Antonio Pérez Henares

PAISAJES Y PAISAJANES

Antonio Pérez Henares


Hernández, Maeztu, Buero y los gorriones

02/11/2019

Esta semana última de octubre se cumplen los aniversarios de dos intelectuales españoles, muertos ambos en dramáticas circunstancias, víctimas ambos de la guerra de la guerra civil. El 30 de octubre, los 109 años del nacimiento del inmenso poeta Miguel Hernández, republicano y comunista, que muy joven, a los 31 años, iría a morir en las cárceles franquistas, en la de Alicante para más precisión, en marzo de 1942. Dos días antes, el 28 de este mismo mes, se cumplieron también los 83 años del fallecimiento del escritor de la generación del 98, tradicionalista y católico, Ramiro de Maeztu, asesinado en las tapias del cementerio de Aravaca, después de ser sacado de la cárcel madrileña donde había sido conducido el 31 de julio, y so pretexto de un traslado, darle el «paseo» sin juicio alguno.
Reconozco que apenas nada he leído de Maeztu y sí mucho a Hernández, hasta lo recité una noche de música y poesía en 1972 en el Mercado de Guadalajara, y me costó mi primera detención. Pero hoy sí quiero recordarlos a los dos y proclamar ante sus nombres y la memoria de su muerte atroz que jamás estaré en una de las dos Españas, me da igual cual, que hiela a la otra el corazón. Que no tengo en ello equidistancia sino que ambas me producen, y ahora que parecen estar resucitando aún más, una absoluta repulsión, una verdadera arcada cerebral. Y llamo, con voz humilde, a no dejarse arrastrar por ninguna de las dos.

_Objetivo 1_
Enumera los adjetivos con que la columna sobre Hernández y Maeztu describe la orientación política o religiosa de cada uno de los dos escritores, indicando a quién corresponde cada uno.
_Objetivo 2_
Según la columna sobre Hernández y Maeztu, ¿en qué lugar fue asesinado Ramiro de Maeztu?
_Objetivo 3_
Por favor, prosigue la columna sobre Hernández y Maeztu a partir de su última frase, con el mismo tono y en primera persona.

_Fragmentos de registros_
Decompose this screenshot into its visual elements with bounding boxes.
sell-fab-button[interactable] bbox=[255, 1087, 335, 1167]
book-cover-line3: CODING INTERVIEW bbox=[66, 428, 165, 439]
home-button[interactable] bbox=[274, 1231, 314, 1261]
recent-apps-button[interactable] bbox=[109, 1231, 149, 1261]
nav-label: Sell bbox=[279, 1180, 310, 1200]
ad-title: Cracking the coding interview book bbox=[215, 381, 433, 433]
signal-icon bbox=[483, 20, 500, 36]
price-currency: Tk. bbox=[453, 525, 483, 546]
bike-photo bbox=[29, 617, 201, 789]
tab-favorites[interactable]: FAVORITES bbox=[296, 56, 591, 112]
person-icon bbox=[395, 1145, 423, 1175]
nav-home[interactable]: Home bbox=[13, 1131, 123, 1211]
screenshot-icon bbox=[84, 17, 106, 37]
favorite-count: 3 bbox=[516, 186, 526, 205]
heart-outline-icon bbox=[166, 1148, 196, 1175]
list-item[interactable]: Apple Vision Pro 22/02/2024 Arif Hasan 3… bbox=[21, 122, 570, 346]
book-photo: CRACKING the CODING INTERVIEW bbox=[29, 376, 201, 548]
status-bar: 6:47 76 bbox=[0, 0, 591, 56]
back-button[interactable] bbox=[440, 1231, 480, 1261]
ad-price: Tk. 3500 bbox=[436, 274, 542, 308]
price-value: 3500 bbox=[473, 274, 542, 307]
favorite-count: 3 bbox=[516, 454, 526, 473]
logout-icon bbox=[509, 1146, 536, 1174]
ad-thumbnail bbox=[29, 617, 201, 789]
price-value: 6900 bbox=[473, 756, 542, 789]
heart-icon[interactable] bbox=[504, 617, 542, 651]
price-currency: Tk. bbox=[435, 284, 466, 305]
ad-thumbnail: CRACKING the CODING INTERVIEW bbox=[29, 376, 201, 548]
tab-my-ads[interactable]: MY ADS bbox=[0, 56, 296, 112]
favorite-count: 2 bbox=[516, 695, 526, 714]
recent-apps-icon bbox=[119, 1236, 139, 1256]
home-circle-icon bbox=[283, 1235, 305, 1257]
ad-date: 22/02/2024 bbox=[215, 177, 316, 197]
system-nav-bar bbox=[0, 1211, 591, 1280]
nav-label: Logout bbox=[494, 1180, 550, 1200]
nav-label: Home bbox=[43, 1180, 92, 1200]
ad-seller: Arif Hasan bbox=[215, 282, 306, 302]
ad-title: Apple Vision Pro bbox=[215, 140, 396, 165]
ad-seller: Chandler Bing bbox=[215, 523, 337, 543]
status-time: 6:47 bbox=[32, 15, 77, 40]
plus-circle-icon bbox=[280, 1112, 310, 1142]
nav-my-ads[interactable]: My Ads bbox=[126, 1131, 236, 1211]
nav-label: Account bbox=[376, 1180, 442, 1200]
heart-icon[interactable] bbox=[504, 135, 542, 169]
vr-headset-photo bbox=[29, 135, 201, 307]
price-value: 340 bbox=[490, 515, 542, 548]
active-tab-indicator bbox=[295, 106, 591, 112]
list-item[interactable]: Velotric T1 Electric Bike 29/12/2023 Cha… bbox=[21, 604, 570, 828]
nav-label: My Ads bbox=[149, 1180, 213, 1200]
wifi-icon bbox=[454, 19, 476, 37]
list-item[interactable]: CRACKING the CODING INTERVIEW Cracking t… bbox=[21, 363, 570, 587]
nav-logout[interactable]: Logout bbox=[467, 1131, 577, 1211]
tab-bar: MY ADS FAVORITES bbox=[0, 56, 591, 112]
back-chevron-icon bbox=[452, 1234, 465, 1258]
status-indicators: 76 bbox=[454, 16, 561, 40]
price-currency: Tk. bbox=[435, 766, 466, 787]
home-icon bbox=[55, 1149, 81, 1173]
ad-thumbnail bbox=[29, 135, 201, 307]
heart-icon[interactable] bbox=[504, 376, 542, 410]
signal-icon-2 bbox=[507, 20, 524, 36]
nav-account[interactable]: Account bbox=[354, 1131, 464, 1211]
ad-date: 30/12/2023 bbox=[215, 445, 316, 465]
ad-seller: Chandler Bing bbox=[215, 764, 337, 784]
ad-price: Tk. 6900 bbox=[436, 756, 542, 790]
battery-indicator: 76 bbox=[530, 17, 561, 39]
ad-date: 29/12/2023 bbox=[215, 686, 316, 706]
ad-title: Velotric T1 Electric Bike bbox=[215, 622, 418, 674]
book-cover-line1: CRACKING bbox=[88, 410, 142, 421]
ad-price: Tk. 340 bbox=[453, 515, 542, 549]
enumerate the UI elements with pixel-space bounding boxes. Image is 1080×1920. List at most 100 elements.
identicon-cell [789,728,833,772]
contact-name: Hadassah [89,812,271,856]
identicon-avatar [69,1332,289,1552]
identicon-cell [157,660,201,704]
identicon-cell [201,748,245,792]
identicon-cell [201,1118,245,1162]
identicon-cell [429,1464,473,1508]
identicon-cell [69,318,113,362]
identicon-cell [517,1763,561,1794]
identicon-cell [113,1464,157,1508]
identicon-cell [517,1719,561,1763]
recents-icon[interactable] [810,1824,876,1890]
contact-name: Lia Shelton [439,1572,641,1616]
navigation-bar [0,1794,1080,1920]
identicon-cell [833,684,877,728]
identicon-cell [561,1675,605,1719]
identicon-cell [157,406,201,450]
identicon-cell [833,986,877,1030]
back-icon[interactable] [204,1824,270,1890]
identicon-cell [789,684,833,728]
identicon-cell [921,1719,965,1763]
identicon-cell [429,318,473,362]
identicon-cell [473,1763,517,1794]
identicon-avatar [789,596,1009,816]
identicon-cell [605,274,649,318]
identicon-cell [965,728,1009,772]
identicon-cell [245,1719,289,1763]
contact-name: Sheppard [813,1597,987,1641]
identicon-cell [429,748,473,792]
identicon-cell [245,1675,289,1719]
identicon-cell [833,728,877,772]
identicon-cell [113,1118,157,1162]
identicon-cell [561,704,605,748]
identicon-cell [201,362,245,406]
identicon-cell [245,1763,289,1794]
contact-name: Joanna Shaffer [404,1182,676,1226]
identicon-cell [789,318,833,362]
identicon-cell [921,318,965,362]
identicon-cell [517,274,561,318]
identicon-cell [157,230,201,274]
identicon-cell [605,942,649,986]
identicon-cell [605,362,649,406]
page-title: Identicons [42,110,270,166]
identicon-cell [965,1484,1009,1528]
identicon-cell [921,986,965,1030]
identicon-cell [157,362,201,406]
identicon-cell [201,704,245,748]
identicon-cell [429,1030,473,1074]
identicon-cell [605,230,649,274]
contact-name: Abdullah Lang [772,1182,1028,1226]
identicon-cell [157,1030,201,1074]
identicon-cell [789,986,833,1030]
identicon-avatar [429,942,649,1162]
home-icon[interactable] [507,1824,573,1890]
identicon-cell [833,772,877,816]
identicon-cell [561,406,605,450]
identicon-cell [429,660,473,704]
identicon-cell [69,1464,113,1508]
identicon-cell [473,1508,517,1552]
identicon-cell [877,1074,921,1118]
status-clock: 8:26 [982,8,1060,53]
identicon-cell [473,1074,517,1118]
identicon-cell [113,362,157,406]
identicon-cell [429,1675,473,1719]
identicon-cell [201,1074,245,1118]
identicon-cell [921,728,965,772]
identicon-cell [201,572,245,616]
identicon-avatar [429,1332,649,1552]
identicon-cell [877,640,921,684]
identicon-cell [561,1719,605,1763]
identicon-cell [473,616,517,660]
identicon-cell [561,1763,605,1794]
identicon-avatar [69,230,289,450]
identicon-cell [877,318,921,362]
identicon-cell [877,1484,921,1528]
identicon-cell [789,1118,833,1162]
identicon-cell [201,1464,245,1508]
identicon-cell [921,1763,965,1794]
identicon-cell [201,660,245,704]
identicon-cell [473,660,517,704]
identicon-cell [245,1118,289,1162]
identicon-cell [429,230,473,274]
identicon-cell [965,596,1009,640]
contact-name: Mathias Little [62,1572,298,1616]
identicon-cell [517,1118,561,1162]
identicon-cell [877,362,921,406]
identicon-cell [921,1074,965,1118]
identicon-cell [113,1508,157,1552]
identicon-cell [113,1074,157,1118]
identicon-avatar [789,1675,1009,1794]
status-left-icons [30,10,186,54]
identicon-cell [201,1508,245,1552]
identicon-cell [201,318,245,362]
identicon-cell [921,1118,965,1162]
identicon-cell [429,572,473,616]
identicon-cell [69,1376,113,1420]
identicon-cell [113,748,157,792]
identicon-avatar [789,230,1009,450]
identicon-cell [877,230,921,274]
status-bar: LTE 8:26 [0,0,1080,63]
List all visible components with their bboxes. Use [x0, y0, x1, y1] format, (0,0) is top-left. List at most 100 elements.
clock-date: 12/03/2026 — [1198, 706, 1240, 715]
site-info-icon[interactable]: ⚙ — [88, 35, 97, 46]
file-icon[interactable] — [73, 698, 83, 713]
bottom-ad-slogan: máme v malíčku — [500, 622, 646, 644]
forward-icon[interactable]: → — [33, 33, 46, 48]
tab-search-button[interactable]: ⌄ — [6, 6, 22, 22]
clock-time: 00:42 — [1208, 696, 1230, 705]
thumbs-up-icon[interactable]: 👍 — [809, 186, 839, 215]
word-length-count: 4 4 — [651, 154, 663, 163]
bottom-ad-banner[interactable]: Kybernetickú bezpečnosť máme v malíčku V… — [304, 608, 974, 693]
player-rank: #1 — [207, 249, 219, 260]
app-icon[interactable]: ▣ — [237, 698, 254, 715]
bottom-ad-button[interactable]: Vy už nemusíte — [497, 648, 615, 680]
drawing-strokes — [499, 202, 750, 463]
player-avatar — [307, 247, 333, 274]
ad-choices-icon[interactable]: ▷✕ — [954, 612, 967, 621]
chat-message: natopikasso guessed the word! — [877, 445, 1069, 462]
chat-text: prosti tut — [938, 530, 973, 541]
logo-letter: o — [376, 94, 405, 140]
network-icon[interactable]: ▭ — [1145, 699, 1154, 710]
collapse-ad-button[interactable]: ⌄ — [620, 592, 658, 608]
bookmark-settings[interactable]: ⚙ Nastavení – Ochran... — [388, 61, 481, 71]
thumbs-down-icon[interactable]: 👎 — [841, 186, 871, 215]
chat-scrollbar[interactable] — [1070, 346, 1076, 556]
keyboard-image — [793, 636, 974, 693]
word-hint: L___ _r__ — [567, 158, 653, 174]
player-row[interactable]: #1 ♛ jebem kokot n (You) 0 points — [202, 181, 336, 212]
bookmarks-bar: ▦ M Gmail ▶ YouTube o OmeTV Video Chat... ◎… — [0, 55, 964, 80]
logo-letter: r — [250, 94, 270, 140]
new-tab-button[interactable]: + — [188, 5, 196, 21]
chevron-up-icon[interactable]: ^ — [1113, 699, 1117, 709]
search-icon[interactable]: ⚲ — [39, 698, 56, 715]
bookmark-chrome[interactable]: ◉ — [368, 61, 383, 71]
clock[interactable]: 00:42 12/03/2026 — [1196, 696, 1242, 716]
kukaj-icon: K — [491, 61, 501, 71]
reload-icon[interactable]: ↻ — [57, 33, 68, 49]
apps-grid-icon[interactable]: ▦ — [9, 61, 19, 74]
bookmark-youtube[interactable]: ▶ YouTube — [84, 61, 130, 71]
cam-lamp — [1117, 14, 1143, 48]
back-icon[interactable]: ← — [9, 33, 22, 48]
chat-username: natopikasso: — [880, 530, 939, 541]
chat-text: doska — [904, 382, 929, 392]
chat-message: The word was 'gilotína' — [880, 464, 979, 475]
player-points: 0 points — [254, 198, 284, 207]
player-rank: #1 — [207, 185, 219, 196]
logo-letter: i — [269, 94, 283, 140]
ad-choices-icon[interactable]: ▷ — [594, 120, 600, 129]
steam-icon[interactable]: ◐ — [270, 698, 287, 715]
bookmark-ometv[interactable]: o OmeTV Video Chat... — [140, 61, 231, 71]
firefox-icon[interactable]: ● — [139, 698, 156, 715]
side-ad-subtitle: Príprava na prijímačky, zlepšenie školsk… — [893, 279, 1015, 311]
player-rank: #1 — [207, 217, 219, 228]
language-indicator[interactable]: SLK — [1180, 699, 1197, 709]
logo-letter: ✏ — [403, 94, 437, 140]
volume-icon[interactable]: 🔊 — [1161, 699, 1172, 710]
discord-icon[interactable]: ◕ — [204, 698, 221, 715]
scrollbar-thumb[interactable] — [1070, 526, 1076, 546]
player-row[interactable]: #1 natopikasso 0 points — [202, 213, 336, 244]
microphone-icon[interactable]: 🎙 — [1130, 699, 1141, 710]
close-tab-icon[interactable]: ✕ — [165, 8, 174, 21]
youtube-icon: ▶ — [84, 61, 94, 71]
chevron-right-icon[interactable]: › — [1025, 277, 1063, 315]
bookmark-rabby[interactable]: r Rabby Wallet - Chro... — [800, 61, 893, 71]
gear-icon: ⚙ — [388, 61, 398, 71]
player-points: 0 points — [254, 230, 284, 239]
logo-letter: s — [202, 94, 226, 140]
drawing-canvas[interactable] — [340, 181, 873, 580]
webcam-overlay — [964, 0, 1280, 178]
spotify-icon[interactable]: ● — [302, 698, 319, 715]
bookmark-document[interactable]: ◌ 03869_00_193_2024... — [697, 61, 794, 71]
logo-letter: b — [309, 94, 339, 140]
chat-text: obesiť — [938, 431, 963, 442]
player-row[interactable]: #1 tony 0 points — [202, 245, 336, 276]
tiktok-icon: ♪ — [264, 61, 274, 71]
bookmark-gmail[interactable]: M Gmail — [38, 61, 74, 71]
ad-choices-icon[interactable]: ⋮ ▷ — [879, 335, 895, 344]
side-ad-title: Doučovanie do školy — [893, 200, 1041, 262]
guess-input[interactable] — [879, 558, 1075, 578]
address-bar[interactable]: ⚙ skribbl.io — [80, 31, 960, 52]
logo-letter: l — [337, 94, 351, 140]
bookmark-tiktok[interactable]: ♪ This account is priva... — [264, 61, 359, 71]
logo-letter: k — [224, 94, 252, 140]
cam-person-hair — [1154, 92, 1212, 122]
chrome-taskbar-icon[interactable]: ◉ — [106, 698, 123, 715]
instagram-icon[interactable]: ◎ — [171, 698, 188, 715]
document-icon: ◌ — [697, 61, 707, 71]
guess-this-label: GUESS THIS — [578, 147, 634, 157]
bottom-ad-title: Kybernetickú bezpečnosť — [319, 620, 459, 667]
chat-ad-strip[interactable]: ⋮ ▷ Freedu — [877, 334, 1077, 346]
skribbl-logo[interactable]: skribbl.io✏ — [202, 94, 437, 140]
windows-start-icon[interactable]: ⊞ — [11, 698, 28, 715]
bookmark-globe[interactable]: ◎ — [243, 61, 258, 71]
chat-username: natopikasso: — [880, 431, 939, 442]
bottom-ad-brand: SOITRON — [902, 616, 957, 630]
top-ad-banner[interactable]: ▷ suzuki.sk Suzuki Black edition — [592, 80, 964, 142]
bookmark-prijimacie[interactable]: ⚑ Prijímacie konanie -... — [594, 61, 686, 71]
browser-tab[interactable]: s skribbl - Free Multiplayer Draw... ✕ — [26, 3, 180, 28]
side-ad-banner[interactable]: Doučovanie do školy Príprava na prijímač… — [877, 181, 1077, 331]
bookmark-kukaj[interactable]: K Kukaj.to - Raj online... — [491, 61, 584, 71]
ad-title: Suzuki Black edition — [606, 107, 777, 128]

_Resultado esperado 1_
- Miguel Hernández: republicano, comunista
- Ramiro de Maeztu: tradicionalista, católico

_Resultado esperado 2_
En las tapias del cementerio de Aravaca.

_Resultado esperado 3_
El mejor retrato que de Hernández nos ha quedado lo dibujó, apoyado en sus rodillas, en un cuaderno que su hermana le había traído aquel mismo día, otro prisionero al que la muerte rondó, que iba para pintor y a quien la tiniebla de la cárcel y la tragedia, convirtió en el dramaturgo más importante de España del siglo anterior. El alcarreño Antonio Buero Vallejo que siempre me enseñó, que aquello nunca jamás y que la única apuesta ética y digna era la de la reconciliación.
Buero y Hernández se encontraron en la cárcel madrileña de la plaza de Conde de Toreno, donde Antonio estaba preso y llegó después Miguel. «Como nos conocíamos de la guerra, nos comenzamos a tratar y la verdad es que nació una intensa amistad. Hablábamos todos los días y se sorprenderá usted, pero hablábamos de poesía, de arte, de política y de las mil cosas de la vida. Miguel Hernández era un ser irrepetible y lleno de bondad», me contó el dramaturgo y yo reflejé en su biografía Una digna lealtad.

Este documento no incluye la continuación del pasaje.